-- Start DATA TO USE --

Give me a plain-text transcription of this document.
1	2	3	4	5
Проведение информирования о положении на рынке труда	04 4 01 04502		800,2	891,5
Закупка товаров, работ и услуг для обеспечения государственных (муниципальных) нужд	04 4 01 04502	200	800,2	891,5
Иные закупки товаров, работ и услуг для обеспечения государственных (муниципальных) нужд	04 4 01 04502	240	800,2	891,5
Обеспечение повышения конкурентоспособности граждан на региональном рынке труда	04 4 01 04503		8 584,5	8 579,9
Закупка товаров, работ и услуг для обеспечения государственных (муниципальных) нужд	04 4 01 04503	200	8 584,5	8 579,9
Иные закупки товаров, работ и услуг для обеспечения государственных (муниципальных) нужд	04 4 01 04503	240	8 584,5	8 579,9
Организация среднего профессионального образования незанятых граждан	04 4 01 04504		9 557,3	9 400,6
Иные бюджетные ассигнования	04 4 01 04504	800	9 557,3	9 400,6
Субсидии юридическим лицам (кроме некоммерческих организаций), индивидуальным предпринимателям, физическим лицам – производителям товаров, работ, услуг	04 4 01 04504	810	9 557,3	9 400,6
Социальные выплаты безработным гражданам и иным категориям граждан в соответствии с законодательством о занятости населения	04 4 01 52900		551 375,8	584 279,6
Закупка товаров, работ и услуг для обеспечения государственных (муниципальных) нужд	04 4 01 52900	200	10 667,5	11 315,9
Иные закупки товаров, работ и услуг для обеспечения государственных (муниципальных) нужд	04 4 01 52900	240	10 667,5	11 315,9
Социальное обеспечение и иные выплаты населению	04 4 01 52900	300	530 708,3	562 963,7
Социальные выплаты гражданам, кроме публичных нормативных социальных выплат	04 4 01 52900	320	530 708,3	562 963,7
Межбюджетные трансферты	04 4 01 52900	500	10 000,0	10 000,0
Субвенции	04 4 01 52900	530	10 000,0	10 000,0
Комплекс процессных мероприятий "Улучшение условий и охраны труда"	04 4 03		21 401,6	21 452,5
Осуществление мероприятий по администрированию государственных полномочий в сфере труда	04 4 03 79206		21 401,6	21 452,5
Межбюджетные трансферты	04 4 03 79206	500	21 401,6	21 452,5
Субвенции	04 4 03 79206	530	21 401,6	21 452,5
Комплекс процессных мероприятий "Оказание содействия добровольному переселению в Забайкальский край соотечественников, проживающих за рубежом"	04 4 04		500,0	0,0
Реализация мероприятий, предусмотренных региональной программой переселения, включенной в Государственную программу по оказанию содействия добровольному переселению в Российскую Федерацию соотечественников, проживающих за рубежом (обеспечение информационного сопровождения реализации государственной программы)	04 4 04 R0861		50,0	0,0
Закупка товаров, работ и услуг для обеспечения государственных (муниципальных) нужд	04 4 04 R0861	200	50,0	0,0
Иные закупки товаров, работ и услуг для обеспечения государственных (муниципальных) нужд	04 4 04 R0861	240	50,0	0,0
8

-- End DATA TO USE --
-- Start DATA TO USE --

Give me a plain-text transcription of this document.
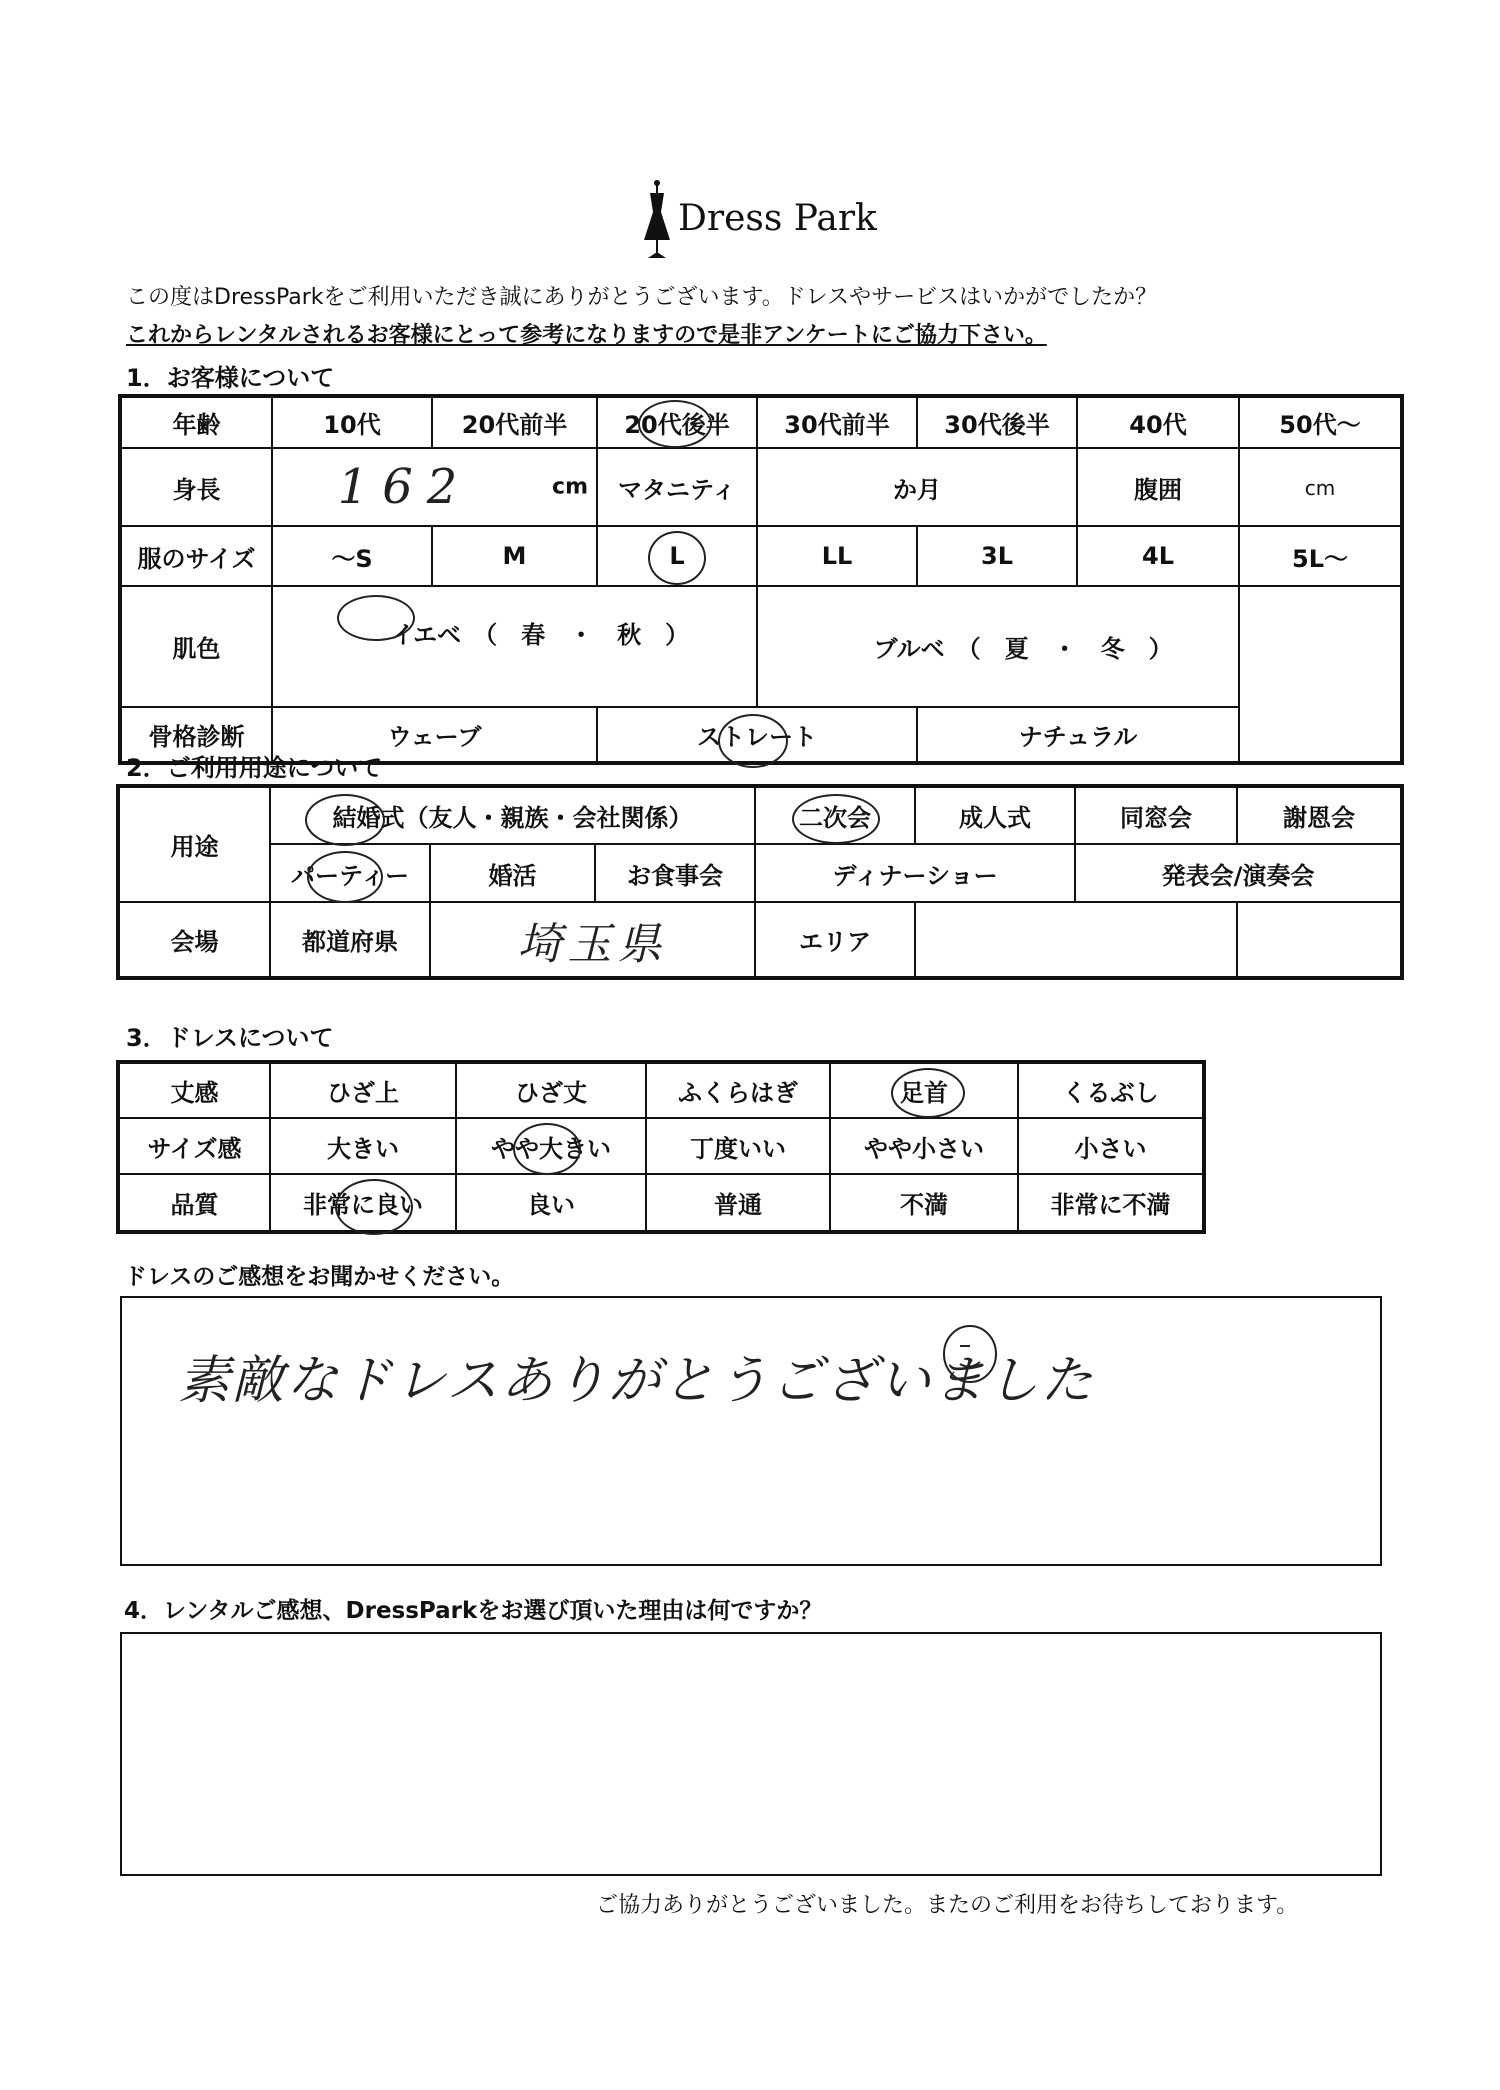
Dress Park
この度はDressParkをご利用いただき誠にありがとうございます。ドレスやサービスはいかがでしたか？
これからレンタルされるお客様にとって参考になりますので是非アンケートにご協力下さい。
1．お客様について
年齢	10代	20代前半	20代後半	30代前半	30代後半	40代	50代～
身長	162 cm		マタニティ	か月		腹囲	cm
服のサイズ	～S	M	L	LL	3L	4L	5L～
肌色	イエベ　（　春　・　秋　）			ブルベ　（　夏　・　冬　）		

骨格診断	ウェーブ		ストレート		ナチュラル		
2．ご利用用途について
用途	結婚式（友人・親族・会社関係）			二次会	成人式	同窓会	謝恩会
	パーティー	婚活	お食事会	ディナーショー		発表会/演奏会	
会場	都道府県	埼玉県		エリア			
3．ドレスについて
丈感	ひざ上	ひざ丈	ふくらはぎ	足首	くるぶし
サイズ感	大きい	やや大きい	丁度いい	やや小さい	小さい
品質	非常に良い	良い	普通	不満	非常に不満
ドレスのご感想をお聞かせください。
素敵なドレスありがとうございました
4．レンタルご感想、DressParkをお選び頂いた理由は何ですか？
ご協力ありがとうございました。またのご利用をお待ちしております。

-- End DATA TO USE --

Check every line of the entries above for the word "проживающих" and report how many lines contain it, giving the number only.

2